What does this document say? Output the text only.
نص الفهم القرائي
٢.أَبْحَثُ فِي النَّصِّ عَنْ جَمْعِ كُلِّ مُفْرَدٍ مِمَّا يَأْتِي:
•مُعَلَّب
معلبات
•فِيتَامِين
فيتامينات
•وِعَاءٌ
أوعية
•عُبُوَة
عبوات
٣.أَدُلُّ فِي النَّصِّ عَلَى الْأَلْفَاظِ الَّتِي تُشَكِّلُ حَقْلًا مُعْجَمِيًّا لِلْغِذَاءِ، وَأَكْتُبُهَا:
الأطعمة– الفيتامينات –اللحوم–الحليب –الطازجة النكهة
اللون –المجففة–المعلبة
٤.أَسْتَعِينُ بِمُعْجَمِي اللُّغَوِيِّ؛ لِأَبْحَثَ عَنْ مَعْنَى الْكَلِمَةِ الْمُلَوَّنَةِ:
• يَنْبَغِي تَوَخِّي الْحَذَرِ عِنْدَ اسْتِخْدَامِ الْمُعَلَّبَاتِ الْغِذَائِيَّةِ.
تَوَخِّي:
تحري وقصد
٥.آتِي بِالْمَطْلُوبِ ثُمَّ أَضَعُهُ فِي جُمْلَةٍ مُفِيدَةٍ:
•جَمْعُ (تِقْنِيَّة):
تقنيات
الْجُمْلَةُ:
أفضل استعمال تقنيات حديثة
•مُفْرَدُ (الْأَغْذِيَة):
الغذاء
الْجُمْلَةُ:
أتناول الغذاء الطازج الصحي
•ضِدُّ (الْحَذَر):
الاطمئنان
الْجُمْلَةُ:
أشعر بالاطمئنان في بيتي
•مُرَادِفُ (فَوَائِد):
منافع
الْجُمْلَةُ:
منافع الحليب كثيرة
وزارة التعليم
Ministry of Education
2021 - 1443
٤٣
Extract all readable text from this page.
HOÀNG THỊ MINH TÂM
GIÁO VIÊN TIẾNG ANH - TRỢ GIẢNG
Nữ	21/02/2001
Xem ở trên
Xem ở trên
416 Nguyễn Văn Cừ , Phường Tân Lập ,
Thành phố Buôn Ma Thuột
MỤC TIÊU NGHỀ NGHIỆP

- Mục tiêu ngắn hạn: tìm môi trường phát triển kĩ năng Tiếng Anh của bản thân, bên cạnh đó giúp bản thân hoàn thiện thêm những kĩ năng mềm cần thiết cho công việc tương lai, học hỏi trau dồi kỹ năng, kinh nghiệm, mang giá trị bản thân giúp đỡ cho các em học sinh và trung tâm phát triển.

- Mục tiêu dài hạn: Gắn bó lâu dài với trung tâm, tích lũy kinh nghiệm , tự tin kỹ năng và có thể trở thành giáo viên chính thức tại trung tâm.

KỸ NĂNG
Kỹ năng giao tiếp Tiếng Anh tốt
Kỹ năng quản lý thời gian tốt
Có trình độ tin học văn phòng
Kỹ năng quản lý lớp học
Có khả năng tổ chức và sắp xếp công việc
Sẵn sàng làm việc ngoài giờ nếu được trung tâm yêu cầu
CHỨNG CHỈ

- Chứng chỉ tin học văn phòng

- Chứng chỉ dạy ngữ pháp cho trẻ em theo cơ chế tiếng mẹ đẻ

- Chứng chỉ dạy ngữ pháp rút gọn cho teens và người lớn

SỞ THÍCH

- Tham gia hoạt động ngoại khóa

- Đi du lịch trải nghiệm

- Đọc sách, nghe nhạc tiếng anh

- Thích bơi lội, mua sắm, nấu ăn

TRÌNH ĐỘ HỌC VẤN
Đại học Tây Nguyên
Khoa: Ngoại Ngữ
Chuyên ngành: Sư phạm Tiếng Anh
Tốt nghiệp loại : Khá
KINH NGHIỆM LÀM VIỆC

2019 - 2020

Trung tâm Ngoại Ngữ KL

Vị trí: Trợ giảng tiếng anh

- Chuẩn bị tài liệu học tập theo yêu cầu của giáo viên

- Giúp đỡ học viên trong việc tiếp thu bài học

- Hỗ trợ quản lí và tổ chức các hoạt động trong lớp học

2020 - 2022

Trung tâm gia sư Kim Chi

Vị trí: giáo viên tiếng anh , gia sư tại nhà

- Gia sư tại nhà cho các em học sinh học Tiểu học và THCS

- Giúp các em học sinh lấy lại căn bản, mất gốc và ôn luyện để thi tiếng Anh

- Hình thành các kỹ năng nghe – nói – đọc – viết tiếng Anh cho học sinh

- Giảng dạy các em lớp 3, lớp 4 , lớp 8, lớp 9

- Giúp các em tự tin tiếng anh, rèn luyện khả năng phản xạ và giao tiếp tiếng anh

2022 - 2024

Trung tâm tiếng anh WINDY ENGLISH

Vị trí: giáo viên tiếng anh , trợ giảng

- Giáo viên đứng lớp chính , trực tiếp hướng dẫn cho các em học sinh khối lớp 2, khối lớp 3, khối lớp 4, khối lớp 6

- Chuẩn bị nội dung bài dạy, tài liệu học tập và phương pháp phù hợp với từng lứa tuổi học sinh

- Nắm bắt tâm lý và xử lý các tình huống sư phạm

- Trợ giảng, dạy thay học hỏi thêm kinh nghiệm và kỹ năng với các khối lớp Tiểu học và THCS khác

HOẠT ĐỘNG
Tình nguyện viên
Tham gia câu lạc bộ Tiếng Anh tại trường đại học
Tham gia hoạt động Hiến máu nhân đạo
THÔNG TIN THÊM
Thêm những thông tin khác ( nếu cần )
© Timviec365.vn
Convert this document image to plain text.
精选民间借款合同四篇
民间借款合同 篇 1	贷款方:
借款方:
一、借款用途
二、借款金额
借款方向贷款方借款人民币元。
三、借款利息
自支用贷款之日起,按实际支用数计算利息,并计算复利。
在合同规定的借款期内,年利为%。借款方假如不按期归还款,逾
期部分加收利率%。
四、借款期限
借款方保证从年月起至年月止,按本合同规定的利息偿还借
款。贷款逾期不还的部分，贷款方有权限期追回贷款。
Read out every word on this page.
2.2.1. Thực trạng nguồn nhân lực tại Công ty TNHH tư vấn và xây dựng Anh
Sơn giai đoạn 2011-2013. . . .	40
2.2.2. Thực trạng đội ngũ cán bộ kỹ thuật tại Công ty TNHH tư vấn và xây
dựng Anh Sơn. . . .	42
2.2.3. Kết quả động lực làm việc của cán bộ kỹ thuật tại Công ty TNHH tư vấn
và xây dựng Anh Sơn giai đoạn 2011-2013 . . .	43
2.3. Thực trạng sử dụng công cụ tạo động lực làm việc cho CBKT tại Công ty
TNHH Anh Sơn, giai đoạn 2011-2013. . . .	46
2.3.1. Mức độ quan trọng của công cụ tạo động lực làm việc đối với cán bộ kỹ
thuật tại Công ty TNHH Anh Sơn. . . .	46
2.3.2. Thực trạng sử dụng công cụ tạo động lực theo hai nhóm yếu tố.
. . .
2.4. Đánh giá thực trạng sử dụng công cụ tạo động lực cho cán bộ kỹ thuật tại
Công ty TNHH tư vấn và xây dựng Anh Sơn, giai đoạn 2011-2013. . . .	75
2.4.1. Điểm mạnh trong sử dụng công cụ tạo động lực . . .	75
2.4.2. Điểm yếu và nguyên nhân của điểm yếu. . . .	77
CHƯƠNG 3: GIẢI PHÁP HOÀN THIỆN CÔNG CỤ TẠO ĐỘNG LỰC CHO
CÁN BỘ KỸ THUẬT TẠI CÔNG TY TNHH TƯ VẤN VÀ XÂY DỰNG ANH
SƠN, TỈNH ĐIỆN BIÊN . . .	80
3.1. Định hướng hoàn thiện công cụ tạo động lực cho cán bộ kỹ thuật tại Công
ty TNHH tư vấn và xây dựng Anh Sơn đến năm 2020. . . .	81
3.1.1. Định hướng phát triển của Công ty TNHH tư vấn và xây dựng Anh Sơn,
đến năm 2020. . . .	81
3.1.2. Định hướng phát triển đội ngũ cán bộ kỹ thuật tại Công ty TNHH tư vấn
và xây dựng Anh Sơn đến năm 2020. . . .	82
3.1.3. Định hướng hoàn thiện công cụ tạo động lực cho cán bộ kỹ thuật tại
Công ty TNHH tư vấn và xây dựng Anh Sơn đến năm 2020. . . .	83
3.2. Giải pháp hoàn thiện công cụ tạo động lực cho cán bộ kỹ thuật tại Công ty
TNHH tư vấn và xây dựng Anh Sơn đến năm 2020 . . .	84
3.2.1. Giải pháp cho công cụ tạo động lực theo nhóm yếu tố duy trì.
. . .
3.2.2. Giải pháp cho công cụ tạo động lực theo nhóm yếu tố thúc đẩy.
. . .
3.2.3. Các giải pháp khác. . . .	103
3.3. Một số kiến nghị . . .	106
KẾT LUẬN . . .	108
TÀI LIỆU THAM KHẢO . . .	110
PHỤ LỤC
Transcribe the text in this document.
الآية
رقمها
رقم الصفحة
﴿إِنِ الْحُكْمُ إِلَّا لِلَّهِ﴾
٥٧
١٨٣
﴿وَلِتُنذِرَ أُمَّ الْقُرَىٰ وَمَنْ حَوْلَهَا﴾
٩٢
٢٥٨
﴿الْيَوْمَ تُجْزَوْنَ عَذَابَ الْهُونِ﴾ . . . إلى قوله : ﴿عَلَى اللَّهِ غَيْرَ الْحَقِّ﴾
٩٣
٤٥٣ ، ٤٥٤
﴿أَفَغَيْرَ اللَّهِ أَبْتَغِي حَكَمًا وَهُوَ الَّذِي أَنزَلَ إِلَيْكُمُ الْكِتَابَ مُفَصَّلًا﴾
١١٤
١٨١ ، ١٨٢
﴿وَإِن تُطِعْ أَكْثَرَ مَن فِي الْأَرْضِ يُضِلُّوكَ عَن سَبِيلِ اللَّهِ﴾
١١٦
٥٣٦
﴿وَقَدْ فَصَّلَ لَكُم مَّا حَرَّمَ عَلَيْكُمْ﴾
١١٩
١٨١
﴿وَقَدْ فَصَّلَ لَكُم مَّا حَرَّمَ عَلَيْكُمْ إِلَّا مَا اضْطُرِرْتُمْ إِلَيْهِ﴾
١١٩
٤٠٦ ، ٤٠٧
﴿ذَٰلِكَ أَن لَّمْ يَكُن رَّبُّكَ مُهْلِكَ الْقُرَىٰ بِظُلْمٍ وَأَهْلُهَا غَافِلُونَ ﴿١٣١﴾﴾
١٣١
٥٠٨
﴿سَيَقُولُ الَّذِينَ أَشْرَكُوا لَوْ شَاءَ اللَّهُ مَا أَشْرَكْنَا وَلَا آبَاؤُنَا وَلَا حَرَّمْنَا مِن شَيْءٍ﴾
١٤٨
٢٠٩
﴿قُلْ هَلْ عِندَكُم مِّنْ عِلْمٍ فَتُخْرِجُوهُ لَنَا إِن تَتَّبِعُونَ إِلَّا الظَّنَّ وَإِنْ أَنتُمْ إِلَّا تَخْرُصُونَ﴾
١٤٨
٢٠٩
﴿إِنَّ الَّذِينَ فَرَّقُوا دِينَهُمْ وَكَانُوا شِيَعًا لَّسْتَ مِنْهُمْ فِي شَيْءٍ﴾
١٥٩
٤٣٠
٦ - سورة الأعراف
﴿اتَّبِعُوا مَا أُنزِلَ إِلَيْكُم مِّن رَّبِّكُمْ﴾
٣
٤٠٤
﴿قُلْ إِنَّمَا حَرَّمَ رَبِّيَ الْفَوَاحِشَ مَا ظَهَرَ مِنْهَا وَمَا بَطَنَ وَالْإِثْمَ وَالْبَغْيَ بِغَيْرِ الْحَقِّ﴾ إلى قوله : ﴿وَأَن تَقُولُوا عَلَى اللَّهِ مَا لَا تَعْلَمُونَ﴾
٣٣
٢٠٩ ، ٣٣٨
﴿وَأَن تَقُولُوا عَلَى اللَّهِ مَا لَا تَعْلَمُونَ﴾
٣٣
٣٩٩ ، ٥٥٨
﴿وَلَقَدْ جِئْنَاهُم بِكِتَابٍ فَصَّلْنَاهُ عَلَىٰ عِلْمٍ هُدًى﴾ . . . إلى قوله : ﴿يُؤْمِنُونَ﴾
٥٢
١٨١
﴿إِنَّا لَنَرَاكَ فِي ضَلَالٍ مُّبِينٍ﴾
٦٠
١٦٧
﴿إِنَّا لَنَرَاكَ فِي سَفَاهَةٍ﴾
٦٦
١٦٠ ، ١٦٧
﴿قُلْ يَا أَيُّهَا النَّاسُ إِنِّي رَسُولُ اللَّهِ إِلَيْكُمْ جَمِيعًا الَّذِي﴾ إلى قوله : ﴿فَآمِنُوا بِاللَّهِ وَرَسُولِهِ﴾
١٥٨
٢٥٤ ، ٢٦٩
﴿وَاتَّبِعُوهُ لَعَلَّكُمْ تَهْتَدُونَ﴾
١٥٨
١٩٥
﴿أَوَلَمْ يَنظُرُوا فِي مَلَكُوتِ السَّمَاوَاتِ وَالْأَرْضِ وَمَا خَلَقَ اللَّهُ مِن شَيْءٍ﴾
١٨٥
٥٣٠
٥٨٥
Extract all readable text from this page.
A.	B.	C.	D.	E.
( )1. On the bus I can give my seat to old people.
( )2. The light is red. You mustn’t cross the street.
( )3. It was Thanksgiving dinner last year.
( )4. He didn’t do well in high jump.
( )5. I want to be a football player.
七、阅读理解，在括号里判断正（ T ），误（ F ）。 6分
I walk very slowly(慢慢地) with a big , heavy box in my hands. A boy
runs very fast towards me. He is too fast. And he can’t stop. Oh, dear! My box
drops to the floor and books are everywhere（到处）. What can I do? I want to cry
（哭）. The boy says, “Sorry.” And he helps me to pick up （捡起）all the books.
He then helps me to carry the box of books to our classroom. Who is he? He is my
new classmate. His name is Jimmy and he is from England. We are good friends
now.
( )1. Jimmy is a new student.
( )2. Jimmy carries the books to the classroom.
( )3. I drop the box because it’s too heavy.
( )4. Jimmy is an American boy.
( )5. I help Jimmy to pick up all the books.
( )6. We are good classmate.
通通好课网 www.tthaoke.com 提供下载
--- --- ---
Exercise directions
Within the records above, how many lines include the word "dụng"? State the number by itself.

Answer to this exercise
4